"""
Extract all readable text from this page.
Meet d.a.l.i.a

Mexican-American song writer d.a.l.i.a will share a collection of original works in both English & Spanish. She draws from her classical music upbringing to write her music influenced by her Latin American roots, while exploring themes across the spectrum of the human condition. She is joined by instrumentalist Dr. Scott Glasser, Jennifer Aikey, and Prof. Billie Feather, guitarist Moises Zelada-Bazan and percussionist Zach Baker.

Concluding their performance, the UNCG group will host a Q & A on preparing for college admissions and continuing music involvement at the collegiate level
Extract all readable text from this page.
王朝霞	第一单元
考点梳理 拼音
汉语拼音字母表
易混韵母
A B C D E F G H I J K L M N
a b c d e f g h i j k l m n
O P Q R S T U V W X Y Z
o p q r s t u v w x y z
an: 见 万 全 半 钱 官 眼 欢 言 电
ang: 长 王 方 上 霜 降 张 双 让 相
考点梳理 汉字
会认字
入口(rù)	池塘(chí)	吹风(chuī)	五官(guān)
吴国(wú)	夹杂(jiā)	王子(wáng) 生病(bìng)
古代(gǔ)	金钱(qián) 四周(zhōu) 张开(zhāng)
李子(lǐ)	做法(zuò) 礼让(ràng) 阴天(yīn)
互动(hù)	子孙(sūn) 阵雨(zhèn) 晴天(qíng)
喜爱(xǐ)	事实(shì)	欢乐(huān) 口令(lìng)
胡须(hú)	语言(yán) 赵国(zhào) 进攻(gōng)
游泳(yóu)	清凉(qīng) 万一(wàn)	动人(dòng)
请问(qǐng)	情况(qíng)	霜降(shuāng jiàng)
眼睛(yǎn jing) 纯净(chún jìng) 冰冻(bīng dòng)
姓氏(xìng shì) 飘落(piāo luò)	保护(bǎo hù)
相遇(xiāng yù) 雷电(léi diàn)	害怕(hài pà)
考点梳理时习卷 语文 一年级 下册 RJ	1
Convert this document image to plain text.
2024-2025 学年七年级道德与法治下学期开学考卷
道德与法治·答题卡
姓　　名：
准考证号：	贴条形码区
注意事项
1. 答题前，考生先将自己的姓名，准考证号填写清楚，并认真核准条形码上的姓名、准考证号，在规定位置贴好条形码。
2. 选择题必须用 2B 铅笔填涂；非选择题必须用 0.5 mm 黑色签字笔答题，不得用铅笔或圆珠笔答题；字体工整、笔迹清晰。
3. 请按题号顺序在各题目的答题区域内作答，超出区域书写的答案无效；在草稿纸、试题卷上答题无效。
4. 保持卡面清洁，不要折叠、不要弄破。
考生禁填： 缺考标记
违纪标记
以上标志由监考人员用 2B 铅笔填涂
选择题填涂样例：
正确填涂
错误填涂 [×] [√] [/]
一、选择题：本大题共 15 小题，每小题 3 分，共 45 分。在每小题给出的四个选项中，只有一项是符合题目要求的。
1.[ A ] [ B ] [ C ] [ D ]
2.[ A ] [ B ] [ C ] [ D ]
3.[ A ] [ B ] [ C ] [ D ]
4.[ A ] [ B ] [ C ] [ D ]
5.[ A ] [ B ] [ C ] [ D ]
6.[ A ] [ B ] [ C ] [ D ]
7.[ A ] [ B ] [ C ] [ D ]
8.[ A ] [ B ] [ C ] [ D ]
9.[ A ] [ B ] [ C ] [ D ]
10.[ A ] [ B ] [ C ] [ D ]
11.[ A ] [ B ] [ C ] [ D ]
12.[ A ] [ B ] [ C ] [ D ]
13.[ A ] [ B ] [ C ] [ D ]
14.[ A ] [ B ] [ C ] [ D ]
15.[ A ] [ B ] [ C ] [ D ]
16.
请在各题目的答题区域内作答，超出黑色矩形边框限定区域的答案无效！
"""
EXERCISE DETAILS:
Copy out every line of the listing that contains the string "铅笔填涂".

ANSWER IN FULL:
2. 选择题必须用 2B 铅笔填涂；非选择题必须用 0.5 mm 黑色签字笔答题，不得用铅笔或圆珠笔答题；字体工整、笔迹清晰。
以上标志由监考人员用 2B 铅笔填涂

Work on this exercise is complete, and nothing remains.